- WORK REQUIRED -
Return a copy of each line that holds the string "Haroon".

- INPUT MATERIAL -
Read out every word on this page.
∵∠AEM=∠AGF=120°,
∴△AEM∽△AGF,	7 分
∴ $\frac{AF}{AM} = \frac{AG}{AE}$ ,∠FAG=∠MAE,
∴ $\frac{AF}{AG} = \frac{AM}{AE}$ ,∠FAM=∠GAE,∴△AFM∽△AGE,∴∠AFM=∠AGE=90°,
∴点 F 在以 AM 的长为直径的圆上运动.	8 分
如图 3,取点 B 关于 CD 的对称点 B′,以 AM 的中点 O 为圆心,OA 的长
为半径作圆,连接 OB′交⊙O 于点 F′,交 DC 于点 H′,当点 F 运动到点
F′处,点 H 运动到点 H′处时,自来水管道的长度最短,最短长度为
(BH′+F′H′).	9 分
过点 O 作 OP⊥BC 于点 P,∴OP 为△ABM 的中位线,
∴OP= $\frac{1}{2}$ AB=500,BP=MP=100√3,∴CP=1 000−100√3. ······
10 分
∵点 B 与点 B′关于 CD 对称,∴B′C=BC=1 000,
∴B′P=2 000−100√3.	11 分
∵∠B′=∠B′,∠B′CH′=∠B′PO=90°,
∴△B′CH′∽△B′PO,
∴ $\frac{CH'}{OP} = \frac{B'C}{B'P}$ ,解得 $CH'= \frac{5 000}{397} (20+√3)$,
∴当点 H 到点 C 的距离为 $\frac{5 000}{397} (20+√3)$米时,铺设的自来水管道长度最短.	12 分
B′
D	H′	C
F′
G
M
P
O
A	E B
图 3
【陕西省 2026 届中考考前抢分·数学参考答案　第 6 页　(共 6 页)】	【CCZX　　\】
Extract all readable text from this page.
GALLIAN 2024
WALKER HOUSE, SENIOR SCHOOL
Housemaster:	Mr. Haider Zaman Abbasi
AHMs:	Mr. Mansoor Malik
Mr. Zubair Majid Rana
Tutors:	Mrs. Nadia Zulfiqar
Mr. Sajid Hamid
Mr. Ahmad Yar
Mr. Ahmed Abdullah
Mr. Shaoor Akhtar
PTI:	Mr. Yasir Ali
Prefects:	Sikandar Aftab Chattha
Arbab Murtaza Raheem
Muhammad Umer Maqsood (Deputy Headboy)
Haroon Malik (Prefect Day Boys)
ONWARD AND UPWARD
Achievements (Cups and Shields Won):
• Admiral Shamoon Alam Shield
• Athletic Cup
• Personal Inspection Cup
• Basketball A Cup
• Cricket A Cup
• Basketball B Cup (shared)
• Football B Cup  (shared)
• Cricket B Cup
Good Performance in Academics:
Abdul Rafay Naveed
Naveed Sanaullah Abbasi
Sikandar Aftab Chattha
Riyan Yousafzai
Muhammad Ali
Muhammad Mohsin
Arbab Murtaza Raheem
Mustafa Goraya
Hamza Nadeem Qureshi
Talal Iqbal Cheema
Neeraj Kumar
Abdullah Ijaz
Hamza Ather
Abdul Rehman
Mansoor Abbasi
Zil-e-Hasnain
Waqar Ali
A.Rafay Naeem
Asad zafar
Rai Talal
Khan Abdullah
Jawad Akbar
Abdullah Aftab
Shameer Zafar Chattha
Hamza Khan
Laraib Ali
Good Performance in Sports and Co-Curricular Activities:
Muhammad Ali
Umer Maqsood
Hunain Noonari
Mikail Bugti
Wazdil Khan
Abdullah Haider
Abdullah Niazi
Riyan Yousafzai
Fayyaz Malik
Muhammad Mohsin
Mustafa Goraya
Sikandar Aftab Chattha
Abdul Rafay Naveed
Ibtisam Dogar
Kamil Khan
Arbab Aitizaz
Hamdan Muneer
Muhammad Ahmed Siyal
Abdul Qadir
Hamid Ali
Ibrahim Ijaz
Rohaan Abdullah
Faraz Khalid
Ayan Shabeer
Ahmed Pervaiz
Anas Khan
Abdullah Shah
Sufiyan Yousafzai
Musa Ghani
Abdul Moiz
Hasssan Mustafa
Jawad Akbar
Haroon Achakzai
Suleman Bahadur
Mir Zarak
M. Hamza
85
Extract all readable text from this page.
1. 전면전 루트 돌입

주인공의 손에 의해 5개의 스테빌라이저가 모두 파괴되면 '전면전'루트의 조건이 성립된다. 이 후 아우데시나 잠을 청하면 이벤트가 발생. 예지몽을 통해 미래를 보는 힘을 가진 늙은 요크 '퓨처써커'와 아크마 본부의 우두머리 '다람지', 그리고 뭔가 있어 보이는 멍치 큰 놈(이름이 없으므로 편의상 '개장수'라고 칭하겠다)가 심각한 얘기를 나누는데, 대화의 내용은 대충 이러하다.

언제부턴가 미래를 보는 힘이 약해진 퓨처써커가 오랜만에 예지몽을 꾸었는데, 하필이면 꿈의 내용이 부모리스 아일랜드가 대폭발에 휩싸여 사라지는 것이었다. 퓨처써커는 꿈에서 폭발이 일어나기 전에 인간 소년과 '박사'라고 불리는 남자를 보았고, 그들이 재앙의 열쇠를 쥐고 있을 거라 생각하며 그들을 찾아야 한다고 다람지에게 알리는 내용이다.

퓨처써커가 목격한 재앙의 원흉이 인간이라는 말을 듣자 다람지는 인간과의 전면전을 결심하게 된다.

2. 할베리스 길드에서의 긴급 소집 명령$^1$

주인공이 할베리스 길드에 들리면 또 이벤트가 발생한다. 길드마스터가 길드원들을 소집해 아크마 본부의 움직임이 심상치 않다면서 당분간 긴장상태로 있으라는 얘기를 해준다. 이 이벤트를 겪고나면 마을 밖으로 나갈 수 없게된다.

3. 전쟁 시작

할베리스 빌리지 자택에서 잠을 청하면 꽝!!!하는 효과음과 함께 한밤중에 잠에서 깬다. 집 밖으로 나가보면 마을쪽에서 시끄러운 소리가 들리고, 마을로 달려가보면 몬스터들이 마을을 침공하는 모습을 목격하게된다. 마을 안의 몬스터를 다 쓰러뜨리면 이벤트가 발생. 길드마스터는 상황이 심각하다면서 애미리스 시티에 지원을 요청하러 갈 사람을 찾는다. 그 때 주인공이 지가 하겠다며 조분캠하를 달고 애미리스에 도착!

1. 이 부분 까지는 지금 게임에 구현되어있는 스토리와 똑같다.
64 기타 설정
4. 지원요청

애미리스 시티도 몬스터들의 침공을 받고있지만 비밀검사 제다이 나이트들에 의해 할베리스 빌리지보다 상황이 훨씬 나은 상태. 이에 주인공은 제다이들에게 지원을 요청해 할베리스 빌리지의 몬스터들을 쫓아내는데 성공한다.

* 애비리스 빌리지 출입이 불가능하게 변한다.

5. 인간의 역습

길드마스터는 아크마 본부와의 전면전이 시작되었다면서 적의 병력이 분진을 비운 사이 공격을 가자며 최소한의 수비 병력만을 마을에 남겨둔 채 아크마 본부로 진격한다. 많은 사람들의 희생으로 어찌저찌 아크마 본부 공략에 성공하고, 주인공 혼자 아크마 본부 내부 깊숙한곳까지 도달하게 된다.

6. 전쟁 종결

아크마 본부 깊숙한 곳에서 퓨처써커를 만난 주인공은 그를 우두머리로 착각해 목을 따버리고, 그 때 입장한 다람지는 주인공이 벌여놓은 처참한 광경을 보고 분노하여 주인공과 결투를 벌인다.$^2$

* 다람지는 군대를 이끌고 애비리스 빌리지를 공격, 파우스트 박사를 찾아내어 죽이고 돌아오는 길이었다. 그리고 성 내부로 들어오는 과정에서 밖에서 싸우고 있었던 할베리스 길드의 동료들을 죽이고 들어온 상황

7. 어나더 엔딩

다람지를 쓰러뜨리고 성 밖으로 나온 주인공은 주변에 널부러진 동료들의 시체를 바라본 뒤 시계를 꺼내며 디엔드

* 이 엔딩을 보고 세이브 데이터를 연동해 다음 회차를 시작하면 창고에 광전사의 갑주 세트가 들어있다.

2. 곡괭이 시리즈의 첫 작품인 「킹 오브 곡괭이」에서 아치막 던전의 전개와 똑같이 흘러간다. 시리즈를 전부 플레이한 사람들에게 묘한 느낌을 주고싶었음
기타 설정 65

- ANSWER FOR THIS EXERCISE -
Haroon Malik (Prefect Day Boys)
Haroon Achakzai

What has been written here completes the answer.